- [Your task] In full and without alteration, give the listing again.

Items from a data source:
start

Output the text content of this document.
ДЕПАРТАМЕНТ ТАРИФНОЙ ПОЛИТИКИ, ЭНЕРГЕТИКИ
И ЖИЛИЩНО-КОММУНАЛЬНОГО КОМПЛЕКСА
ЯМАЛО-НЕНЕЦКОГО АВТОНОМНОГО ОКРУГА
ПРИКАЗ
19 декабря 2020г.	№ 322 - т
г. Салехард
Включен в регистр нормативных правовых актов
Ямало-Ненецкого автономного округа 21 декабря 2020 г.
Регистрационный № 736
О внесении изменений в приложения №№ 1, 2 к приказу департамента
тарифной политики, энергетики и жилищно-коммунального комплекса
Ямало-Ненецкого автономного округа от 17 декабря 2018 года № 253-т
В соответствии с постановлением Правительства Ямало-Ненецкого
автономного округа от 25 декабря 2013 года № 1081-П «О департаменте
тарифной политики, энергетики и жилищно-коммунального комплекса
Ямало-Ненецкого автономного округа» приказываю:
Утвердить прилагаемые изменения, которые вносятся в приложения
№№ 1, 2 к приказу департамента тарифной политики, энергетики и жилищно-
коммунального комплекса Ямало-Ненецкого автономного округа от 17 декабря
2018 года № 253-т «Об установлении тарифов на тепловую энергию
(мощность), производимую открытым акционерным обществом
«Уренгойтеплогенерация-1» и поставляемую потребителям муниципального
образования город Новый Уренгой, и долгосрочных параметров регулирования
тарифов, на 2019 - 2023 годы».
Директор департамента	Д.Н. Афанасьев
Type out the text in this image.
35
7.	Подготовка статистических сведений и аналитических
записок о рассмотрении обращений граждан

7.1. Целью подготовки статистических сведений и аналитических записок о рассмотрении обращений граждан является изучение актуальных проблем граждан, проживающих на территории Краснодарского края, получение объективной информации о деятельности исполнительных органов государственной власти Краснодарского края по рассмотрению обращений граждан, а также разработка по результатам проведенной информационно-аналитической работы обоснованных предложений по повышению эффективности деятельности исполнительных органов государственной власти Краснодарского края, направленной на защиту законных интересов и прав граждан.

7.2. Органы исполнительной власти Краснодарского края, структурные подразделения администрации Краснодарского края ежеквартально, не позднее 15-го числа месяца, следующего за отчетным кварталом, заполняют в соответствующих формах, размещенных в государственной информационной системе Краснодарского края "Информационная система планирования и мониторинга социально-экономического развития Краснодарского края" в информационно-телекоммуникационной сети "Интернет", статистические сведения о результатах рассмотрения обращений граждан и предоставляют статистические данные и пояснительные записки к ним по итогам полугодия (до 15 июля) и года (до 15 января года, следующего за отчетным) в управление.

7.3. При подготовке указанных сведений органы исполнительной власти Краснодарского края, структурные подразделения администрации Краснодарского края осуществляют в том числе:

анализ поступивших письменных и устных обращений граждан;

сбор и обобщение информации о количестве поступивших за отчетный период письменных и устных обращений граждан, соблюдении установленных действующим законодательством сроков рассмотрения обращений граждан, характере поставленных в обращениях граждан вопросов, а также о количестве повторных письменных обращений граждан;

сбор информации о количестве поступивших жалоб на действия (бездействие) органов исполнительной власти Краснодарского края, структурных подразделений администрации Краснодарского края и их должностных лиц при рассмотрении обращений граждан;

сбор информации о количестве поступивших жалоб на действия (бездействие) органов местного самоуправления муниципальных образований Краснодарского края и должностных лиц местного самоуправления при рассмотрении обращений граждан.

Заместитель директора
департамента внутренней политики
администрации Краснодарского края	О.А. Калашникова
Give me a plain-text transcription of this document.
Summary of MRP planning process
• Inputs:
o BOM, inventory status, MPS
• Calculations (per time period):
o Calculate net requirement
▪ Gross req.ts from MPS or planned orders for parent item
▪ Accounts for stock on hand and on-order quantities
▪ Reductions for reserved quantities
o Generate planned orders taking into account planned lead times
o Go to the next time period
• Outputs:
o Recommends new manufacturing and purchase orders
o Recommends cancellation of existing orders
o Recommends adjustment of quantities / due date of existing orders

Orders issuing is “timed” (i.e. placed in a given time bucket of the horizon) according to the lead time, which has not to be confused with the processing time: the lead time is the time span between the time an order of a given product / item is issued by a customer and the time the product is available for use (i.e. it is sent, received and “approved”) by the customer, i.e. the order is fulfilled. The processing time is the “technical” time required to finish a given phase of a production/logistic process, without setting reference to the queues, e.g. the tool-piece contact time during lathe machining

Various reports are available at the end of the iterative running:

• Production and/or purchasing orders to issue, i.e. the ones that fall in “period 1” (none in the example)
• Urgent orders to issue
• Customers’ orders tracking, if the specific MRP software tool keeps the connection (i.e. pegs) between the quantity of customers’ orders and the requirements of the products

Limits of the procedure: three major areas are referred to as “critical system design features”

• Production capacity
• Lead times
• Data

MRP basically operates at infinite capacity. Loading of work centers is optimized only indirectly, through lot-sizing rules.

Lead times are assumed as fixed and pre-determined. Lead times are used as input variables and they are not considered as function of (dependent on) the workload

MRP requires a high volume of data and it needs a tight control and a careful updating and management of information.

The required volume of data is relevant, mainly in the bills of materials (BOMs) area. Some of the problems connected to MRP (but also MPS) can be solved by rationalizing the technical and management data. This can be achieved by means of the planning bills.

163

end

- [Output for this exercise]
Output the text content of this document.
ДЕПАРТАМЕНТ ТАРИФНОЙ ПОЛИТИКИ, ЭНЕРГЕТИКИ
И ЖИЛИЩНО-КОММУНАЛЬНОГО КОМПЛЕКСА
ЯМАЛО-НЕНЕЦКОГО АВТОНОМНОГО ОКРУГА
ПРИКАЗ
19 декабря 2020г.	№ 322 - т
г. Салехард
Включен в регистр нормативных правовых актов
Ямало-Ненецкого автономного округа 21 декабря 2020 г.
Регистрационный № 736
О внесении изменений в приложения №№ 1, 2 к приказу департамента
тарифной политики, энергетики и жилищно-коммунального комплекса
Ямало-Ненецкого автономного округа от 17 декабря 2018 года № 253-т
В соответствии с постановлением Правительства Ямало-Ненецкого
автономного округа от 25 декабря 2013 года № 1081-П «О департаменте
тарифной политики, энергетики и жилищно-коммунального комплекса
Ямало-Ненецкого автономного округа» приказываю:
Утвердить прилагаемые изменения, которые вносятся в приложения
№№ 1, 2 к приказу департамента тарифной политики, энергетики и жилищно-
коммунального комплекса Ямало-Ненецкого автономного округа от 17 декабря
2018 года № 253-т «Об установлении тарифов на тепловую энергию
(мощность), производимую открытым акционерным обществом
«Уренгойтеплогенерация-1» и поставляемую потребителям муниципального
образования город Новый Уренгой, и долгосрочных параметров регулирования
тарифов, на 2019 - 2023 годы».
Директор департамента	Д.Н. Афанасьев
Type out the text in this image.
35
7.	Подготовка статистических сведений и аналитических
записок о рассмотрении обращений граждан

7.1. Целью подготовки статистических сведений и аналитических записок о рассмотрении обращений граждан является изучение актуальных проблем граждан, проживающих на территории Краснодарского края, получение объективной информации о деятельности исполнительных органов государственной власти Краснодарского края по рассмотрению обращений граждан, а также разработка по результатам проведенной информационно-аналитической работы обоснованных предложений по повышению эффективности деятельности исполнительных органов государственной власти Краснодарского края, направленной на защиту законных интересов и прав граждан.

7.2. Органы исполнительной власти Краснодарского края, структурные подразделения администрации Краснодарского края ежеквартально, не позднее 15-го числа месяца, следующего за отчетным кварталом, заполняют в соответствующих формах, размещенных в государственной информационной системе Краснодарского края "Информационная система планирования и мониторинга социально-экономического развития Краснодарского края" в информационно-телекоммуникационной сети "Интернет", статистические сведения о результатах рассмотрения обращений граждан и предоставляют статистические данные и пояснительные записки к ним по итогам полугодия (до 15 июля) и года (до 15 января года, следующего за отчетным) в управление.

7.3. При подготовке указанных сведений органы исполнительной власти Краснодарского края, структурные подразделения администрации Краснодарского края осуществляют в том числе:

анализ поступивших письменных и устных обращений граждан;

сбор и обобщение информации о количестве поступивших за отчетный период письменных и устных обращений граждан, соблюдении установленных действующим законодательством сроков рассмотрения обращений граждан, характере поставленных в обращениях граждан вопросов, а также о количестве повторных письменных обращений граждан;

сбор информации о количестве поступивших жалоб на действия (бездействие) органов исполнительной власти Краснодарского края, структурных подразделений администрации Краснодарского края и их должностных лиц при рассмотрении обращений граждан;

сбор информации о количестве поступивших жалоб на действия (бездействие) органов местного самоуправления муниципальных образований Краснодарского края и должностных лиц местного самоуправления при рассмотрении обращений граждан.

Заместитель директора
департамента внутренней политики
администрации Краснодарского края	О.А. Калашникова
Give me a plain-text transcription of this document.
Summary of MRP planning process
• Inputs:
o BOM, inventory status, MPS
• Calculations (per time period):
o Calculate net requirement
▪ Gross req.ts from MPS or planned orders for parent item
▪ Accounts for stock on hand and on-order quantities
▪ Reductions for reserved quantities
o Generate planned orders taking into account planned lead times
o Go to the next time period
• Outputs:
o Recommends new manufacturing and purchase orders
o Recommends cancellation of existing orders
o Recommends adjustment of quantities / due date of existing orders

Orders issuing is “timed” (i.e. placed in a given time bucket of the horizon) according to the lead time, which has not to be confused with the processing time: the lead time is the time span between the time an order of a given product / item is issued by a customer and the time the product is available for use (i.e. it is sent, received and “approved”) by the customer, i.e. the order is fulfilled. The processing time is the “technical” time required to finish a given phase of a production/logistic process, without setting reference to the queues, e.g. the tool-piece contact time during lathe machining

Various reports are available at the end of the iterative running:

• Production and/or purchasing orders to issue, i.e. the ones that fall in “period 1” (none in the example)
• Urgent orders to issue
• Customers’ orders tracking, if the specific MRP software tool keeps the connection (i.e. pegs) between the quantity of customers’ orders and the requirements of the products

Limits of the procedure: three major areas are referred to as “critical system design features”

• Production capacity
• Lead times
• Data

MRP basically operates at infinite capacity. Loading of work centers is optimized only indirectly, through lot-sizing rules.

Lead times are assumed as fixed and pre-determined. Lead times are used as input variables and they are not considered as function of (dependent on) the workload

MRP requires a high volume of data and it needs a tight control and a careful updating and management of information.

The required volume of data is relevant, mainly in the bills of materials (BOMs) area. Some of the problems connected to MRP (but also MPS) can be solved by rationalizing the technical and management data. This can be achieved by means of the planning bills.

163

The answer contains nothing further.